-- start MATERIAL FOR THIS EXERCISE --

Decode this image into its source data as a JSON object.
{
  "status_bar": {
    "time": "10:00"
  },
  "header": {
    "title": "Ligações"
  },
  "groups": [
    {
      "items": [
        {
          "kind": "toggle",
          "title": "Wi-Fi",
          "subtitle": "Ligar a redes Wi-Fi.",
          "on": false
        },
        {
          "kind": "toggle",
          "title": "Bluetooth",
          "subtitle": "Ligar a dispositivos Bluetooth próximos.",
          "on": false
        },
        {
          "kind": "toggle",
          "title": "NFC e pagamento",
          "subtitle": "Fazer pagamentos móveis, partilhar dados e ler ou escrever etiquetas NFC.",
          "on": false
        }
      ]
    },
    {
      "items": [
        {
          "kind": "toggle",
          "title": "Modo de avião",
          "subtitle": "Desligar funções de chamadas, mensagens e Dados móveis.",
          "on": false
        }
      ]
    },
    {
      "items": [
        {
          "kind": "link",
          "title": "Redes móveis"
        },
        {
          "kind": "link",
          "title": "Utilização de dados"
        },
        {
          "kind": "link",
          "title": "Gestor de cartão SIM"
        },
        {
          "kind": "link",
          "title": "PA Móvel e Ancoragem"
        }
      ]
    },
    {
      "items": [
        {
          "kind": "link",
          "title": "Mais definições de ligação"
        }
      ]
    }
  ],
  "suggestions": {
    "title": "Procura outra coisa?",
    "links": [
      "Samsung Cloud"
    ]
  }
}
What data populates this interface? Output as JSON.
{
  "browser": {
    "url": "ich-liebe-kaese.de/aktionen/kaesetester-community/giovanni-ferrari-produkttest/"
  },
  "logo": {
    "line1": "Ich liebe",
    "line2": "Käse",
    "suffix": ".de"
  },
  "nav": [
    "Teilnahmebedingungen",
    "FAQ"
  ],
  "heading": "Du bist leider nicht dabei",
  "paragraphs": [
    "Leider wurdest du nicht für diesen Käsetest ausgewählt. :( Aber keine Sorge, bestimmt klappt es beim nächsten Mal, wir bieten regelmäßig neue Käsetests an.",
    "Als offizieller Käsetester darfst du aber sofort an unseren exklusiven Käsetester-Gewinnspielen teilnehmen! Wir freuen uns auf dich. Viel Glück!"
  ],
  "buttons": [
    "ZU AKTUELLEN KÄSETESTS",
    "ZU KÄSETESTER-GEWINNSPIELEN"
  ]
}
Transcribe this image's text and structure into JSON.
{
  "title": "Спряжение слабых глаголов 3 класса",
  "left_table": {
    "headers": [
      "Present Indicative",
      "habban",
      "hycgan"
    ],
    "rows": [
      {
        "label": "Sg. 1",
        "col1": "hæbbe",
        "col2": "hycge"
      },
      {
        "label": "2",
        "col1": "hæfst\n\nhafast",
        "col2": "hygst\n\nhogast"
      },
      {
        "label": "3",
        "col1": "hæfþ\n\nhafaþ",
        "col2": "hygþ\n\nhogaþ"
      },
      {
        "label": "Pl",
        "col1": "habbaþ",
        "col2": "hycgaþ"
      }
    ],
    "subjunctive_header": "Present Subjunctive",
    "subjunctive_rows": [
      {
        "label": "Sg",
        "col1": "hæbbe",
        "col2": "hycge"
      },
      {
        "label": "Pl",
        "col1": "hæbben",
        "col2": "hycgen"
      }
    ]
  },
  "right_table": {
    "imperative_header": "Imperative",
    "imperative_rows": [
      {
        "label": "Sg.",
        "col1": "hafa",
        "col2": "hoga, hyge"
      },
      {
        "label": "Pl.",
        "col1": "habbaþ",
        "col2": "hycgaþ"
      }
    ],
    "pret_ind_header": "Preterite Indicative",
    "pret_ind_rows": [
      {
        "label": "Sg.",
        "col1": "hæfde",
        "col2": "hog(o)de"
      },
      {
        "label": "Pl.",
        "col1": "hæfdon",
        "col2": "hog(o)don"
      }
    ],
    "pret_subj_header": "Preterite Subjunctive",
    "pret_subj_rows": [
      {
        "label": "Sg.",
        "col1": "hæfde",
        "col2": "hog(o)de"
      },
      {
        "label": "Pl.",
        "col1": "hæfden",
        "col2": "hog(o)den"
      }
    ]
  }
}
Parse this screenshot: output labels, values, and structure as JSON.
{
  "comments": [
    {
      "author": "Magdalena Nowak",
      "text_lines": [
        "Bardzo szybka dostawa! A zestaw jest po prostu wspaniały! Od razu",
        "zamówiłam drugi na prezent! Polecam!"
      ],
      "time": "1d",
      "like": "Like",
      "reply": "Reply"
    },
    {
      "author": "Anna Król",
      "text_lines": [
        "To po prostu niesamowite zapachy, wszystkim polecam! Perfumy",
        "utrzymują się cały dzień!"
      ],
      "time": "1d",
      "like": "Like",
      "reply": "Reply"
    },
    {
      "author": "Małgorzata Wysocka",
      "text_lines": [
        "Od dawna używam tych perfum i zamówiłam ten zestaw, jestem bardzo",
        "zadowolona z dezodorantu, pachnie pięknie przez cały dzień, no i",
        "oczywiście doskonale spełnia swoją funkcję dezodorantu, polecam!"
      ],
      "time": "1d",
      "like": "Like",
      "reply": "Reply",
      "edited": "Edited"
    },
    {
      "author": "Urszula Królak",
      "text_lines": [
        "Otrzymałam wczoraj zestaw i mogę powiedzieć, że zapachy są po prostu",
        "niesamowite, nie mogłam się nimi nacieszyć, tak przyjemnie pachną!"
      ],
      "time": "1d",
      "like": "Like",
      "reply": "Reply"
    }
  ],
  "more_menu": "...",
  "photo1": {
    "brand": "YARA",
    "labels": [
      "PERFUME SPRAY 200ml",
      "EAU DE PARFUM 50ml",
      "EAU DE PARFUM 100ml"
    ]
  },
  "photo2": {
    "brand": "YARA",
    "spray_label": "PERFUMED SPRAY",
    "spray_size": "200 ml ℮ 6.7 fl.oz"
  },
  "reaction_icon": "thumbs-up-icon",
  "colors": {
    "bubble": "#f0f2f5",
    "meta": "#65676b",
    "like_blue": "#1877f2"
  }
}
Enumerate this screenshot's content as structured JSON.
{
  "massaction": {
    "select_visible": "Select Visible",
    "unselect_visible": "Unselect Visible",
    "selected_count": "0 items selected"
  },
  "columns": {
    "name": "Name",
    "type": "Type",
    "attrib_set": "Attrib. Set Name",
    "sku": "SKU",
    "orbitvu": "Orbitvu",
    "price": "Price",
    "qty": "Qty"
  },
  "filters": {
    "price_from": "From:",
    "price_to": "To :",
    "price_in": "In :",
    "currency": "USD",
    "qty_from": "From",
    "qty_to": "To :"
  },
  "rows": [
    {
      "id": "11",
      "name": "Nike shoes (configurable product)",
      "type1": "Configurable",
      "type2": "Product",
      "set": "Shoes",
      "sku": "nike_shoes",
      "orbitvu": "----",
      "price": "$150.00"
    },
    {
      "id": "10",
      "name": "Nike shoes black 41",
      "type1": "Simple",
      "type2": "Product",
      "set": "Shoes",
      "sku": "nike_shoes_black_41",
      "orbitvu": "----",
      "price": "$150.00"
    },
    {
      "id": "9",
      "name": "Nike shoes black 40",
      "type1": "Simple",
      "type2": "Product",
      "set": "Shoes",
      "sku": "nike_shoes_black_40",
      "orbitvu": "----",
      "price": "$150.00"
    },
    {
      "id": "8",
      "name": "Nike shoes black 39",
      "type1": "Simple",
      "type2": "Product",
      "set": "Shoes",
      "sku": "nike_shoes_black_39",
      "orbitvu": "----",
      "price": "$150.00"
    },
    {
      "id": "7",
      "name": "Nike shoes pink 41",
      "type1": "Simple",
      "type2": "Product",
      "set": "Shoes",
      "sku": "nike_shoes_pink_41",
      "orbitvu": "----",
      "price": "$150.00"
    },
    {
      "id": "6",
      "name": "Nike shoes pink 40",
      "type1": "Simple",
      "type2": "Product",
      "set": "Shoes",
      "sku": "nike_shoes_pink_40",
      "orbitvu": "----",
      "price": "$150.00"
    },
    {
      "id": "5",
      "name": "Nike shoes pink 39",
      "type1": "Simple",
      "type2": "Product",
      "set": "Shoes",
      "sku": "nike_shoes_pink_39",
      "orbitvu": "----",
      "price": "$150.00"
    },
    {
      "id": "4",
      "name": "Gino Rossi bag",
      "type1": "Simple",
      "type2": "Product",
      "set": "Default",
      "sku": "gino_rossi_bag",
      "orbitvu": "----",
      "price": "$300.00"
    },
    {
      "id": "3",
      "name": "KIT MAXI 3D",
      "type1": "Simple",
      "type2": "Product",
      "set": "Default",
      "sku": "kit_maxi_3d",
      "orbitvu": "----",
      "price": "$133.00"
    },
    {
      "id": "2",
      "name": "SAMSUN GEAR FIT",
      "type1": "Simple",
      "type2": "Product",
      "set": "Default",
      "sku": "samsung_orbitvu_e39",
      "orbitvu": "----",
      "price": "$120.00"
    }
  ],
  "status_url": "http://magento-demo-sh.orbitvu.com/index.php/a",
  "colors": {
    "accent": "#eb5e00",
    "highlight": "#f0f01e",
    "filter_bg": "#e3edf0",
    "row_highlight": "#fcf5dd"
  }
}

-- end MATERIAL FOR THIS EXERCISE --

◆ **EXERCISE AIM**
Collect from the data above every line that includes "PARFUM".

◆ **REPLY**
      "EAU DE PARFUM 50ml",
      "EAU DE PARFUM 100ml"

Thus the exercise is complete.